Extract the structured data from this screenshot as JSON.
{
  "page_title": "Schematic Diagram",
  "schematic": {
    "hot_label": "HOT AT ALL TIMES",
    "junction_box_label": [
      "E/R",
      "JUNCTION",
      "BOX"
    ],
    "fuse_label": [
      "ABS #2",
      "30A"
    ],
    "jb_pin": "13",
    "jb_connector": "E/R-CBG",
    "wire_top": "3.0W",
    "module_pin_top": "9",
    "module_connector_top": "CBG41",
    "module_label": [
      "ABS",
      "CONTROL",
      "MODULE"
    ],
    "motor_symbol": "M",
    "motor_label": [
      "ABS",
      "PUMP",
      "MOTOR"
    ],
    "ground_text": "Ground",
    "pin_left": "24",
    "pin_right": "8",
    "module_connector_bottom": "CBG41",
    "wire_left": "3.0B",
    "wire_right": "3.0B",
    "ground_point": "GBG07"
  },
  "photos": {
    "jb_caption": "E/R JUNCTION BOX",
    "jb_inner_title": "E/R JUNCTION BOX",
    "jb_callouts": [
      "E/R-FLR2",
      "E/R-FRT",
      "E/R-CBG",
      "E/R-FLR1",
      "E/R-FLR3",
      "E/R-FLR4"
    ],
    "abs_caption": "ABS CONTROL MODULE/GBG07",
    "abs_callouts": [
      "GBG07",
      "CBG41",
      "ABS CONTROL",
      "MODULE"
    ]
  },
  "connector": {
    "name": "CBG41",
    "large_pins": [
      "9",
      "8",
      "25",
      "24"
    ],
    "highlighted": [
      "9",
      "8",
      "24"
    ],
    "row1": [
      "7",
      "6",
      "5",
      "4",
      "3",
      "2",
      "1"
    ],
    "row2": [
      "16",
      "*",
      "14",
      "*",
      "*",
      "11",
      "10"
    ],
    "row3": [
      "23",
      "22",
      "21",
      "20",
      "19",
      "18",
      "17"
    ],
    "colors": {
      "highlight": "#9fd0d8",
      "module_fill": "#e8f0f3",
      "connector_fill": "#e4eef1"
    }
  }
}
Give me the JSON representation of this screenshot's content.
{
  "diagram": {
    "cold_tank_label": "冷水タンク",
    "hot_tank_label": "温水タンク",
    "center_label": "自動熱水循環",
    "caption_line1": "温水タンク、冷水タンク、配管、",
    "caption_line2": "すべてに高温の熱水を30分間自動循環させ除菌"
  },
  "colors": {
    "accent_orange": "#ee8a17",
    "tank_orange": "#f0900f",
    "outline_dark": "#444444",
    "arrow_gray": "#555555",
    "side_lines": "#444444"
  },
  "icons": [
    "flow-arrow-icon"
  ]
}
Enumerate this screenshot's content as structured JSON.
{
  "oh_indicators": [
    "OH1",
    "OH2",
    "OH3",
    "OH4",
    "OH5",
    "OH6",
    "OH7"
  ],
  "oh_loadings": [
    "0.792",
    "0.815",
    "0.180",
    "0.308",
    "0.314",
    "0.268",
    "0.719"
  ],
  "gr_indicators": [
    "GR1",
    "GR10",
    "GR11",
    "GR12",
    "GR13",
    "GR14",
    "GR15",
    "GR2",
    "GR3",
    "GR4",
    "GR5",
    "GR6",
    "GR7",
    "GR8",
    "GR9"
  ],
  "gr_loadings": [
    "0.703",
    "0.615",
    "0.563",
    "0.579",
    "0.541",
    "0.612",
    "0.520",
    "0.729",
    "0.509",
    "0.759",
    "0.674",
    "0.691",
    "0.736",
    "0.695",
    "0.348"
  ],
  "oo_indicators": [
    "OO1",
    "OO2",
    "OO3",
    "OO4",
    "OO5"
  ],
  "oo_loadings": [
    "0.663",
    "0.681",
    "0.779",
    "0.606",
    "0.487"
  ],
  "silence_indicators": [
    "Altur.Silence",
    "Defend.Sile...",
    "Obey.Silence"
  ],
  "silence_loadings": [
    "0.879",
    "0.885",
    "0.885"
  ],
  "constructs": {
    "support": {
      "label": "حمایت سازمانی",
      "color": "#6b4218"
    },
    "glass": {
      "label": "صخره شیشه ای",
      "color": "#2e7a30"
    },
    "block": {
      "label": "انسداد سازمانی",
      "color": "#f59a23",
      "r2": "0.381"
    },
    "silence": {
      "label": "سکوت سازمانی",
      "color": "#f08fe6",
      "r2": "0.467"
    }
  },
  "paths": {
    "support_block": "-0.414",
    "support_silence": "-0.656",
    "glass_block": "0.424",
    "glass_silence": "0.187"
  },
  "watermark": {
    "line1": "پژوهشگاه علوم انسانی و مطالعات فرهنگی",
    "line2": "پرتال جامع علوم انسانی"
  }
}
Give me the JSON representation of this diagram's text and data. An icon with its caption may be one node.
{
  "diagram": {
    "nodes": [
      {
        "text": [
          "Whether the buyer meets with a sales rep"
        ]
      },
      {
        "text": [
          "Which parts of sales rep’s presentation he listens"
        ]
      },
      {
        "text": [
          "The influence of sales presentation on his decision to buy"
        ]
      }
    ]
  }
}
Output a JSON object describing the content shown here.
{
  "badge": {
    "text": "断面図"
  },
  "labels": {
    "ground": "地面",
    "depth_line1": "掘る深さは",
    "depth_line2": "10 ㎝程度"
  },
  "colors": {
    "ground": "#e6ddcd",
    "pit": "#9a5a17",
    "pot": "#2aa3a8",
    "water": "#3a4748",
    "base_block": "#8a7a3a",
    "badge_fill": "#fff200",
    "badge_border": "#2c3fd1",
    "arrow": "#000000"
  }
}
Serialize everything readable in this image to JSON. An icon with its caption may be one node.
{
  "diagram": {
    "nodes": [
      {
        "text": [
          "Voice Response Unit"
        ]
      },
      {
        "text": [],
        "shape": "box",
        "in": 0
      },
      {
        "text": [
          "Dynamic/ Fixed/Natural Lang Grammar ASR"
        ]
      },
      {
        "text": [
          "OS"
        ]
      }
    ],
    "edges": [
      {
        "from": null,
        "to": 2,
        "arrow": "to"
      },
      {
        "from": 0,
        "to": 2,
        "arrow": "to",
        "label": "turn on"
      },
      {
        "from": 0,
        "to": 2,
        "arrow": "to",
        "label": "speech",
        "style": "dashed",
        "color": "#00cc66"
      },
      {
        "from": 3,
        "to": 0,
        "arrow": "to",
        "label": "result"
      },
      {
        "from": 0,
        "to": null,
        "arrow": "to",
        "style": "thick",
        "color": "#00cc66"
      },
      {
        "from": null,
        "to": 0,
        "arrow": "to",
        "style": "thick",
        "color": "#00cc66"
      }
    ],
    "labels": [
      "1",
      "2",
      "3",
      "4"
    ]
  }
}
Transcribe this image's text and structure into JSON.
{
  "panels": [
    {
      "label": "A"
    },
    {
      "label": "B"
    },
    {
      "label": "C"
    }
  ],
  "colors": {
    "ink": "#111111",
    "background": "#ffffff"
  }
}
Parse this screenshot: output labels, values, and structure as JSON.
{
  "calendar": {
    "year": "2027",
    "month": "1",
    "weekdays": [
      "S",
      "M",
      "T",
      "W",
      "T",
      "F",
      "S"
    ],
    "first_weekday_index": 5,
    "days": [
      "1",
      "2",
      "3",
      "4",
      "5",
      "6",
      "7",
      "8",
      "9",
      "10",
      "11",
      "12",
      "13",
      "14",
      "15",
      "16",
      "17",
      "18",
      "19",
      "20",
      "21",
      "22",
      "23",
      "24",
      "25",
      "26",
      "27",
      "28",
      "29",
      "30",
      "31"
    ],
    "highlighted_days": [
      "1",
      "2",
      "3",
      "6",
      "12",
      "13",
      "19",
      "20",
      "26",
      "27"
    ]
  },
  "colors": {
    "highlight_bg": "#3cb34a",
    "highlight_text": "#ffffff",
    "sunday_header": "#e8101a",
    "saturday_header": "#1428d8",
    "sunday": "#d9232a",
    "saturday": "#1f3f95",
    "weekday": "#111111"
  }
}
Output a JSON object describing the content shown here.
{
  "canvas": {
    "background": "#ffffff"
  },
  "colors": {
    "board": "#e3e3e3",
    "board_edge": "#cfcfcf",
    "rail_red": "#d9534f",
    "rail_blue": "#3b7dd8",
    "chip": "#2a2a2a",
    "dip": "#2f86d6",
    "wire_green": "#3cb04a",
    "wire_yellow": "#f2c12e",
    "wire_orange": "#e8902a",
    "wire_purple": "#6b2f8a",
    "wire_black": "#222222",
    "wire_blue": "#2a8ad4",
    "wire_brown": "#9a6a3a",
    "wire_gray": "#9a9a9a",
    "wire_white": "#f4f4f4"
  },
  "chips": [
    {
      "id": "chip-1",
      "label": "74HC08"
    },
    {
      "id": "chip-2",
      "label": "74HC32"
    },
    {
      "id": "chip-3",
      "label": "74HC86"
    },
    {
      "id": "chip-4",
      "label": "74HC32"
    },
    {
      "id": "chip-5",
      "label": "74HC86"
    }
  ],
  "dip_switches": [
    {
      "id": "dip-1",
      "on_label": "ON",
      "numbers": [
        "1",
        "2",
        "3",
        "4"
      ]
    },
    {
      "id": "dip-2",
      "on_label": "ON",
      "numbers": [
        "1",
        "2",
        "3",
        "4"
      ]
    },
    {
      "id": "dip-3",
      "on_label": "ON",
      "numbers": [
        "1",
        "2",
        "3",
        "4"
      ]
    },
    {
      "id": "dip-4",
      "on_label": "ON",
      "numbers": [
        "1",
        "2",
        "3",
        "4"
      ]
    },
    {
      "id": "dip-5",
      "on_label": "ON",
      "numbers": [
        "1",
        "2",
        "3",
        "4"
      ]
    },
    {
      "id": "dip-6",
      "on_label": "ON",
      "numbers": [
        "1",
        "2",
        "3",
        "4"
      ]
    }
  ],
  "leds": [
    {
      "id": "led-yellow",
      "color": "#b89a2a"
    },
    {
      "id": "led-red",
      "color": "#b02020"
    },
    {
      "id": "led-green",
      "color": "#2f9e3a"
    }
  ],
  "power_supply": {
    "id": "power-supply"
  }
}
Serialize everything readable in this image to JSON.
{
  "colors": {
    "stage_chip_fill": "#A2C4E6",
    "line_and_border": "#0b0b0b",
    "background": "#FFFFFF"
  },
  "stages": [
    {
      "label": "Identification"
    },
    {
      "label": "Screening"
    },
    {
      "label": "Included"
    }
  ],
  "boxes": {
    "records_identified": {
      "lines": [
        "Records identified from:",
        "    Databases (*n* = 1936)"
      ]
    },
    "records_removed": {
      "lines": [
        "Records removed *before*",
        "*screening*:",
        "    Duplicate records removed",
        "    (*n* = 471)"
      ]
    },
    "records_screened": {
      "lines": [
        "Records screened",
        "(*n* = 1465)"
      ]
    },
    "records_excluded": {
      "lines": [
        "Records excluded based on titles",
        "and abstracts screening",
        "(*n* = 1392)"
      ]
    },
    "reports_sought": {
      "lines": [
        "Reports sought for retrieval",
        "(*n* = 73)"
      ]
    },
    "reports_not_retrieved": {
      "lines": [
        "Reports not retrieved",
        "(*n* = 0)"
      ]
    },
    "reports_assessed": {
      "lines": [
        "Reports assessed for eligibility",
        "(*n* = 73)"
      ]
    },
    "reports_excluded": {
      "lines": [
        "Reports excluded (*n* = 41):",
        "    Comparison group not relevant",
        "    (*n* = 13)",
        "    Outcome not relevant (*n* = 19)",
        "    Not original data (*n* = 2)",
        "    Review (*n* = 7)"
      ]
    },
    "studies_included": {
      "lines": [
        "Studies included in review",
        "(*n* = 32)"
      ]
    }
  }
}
::::::::::
## [EXERCISE GOAL]
Look through the records and gather each line with the word "relevant".

## [WRITTEN REPLY]
        "    Comparison group not relevant",
        "    Outcome not relevant (*n* = 19)",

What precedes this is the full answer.